Task description >> Check each line of the records below for the string "JSON", then state how many lines contain it, with no other output.
─── Entries ───
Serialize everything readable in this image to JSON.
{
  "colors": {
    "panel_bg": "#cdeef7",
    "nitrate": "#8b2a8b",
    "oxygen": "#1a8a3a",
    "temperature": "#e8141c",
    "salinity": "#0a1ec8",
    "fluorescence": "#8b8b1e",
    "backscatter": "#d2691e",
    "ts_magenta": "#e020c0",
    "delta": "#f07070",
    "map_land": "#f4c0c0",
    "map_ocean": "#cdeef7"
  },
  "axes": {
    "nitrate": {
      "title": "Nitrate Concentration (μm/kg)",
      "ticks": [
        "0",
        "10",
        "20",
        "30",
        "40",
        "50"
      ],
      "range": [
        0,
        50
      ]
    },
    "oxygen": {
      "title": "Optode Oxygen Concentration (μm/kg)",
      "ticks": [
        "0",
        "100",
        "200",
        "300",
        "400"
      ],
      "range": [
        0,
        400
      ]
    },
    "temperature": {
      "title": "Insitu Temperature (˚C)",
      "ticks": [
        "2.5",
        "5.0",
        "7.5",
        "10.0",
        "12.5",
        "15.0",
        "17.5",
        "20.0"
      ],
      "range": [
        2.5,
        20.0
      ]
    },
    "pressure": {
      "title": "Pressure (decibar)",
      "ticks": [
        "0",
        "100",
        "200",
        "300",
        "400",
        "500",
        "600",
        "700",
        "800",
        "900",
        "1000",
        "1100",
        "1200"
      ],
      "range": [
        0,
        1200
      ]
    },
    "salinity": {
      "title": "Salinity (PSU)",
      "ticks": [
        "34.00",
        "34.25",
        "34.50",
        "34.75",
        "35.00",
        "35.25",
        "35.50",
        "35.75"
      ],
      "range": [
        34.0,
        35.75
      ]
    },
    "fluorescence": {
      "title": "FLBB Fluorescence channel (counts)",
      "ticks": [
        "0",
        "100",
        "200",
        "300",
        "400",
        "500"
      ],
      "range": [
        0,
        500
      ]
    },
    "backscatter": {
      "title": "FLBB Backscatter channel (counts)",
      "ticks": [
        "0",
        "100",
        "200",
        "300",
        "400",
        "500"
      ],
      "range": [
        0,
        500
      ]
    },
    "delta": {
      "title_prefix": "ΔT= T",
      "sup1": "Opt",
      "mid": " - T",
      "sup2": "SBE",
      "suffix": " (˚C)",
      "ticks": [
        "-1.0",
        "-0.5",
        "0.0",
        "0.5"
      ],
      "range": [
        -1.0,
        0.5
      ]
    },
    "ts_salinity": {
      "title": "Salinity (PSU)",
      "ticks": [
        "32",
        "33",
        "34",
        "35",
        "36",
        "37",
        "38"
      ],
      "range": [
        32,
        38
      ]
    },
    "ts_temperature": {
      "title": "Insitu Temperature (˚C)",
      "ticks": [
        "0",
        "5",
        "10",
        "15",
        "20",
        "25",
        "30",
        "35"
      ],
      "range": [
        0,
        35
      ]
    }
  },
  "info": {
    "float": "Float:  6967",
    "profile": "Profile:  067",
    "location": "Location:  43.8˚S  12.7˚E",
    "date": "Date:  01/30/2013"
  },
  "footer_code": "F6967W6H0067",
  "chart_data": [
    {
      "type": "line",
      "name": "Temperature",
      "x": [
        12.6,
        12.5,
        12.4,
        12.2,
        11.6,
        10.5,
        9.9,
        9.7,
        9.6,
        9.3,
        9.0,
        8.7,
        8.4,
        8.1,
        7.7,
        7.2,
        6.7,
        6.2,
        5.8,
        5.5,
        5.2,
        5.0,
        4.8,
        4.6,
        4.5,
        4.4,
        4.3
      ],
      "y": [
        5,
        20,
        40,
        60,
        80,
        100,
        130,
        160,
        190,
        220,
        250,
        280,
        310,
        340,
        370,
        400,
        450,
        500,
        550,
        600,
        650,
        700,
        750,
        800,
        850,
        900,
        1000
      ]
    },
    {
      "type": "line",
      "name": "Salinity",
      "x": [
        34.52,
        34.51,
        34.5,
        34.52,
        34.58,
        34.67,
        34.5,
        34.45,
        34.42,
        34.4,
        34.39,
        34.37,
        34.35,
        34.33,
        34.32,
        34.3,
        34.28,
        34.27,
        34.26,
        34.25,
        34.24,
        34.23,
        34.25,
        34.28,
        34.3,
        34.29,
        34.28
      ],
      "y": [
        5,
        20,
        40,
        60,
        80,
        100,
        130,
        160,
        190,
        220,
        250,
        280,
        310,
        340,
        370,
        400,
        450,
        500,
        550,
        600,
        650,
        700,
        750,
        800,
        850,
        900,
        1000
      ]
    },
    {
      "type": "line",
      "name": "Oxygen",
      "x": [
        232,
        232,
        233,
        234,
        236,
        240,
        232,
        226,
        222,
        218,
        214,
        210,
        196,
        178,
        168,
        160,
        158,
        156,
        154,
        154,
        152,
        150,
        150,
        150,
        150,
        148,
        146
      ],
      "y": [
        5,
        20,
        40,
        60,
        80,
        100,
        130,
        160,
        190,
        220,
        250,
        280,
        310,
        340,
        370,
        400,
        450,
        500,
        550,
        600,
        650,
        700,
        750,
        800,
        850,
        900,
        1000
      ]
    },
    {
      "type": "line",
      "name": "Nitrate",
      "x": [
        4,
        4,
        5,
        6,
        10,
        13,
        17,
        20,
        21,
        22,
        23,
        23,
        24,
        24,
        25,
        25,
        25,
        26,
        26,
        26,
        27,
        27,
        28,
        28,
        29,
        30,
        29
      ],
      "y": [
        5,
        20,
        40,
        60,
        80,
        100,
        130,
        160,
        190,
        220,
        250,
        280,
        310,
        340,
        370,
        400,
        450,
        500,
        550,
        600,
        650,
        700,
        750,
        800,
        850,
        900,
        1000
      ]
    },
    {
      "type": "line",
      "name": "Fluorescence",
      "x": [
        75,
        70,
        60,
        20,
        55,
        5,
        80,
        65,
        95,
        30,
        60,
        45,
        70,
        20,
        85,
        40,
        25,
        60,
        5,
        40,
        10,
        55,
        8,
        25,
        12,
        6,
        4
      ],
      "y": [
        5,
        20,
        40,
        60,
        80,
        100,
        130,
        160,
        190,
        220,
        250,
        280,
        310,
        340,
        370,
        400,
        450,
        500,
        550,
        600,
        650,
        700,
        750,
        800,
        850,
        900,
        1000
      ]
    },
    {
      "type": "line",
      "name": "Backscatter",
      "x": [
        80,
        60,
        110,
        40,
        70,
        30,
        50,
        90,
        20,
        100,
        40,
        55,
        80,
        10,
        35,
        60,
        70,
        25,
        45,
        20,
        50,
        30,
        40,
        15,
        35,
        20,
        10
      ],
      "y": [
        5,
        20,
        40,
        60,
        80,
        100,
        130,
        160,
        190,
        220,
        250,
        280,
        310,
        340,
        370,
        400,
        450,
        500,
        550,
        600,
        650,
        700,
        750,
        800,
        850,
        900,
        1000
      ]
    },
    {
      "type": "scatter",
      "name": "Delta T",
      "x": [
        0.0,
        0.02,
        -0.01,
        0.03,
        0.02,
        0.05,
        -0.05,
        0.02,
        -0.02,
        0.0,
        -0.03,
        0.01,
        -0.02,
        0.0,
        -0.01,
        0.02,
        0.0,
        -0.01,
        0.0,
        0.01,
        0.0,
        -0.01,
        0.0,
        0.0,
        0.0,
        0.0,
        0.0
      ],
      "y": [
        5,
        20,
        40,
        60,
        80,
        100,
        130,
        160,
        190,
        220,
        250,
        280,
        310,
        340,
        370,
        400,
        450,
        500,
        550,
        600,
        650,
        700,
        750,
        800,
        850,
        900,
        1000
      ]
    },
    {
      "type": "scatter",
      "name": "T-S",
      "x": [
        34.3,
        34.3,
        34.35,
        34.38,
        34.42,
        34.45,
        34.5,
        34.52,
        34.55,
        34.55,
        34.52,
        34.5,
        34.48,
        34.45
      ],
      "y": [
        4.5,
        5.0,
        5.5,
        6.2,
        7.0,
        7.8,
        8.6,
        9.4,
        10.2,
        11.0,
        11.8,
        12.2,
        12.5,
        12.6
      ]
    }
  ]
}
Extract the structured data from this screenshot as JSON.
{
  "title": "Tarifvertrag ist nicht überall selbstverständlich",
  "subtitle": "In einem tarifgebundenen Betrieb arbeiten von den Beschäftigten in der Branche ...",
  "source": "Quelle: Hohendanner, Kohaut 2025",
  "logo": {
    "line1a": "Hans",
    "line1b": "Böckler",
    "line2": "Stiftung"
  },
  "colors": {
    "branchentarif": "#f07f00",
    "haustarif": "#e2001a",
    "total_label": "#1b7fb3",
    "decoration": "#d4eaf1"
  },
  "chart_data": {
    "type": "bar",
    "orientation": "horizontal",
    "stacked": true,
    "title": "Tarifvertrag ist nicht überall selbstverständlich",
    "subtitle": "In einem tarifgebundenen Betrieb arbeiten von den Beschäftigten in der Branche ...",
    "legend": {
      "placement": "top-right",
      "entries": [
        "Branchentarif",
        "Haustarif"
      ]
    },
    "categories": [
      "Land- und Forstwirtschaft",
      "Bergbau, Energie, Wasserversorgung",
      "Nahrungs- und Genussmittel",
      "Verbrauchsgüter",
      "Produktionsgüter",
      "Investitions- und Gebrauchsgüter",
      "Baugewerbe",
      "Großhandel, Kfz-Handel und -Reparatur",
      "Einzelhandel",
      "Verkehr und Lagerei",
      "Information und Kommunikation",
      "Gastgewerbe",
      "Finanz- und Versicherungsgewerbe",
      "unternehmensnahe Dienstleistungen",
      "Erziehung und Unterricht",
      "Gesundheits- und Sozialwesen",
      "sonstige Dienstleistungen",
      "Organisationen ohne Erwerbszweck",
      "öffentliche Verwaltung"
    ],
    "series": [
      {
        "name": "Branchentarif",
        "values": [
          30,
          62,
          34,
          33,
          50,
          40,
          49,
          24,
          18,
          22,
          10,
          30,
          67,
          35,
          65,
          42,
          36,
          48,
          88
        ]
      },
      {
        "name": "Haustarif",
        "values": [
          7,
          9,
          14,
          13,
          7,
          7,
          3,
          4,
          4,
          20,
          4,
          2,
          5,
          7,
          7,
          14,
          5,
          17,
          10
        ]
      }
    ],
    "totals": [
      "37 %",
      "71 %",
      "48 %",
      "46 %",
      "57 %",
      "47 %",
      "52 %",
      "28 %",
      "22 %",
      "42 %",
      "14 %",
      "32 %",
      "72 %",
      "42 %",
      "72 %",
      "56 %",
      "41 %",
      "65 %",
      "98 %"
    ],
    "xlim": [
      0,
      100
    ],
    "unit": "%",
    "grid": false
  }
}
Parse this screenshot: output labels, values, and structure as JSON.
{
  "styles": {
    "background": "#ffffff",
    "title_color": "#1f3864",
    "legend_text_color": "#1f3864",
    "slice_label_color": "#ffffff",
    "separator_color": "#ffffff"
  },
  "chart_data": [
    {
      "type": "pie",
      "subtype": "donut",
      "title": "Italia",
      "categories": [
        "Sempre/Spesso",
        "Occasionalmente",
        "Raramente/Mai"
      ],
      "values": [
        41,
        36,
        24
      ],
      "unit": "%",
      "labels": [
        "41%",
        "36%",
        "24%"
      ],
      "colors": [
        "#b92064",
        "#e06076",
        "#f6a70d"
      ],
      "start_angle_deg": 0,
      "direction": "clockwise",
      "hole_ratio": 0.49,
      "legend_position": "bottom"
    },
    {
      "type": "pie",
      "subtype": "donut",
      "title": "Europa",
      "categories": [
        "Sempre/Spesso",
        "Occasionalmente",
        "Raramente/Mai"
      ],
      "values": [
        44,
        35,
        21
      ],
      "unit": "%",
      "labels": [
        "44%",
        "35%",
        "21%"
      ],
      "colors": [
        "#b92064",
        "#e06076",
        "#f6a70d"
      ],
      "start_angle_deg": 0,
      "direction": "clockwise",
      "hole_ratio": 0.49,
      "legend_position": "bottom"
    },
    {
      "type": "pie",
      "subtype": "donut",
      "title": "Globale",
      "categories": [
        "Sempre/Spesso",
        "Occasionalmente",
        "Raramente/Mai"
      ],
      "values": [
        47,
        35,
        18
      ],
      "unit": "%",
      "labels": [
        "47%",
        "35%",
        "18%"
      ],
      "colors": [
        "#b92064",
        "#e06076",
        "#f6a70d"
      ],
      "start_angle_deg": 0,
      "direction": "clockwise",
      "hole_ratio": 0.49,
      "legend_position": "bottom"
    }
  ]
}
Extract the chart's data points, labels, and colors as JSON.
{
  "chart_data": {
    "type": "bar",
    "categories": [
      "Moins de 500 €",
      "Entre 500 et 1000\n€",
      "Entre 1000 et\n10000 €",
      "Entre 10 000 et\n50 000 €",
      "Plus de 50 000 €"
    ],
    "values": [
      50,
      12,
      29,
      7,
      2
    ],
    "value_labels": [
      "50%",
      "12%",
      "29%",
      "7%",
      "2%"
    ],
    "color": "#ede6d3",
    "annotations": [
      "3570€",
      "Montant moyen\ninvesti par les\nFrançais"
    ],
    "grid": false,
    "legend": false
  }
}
───
Problem solution >> 4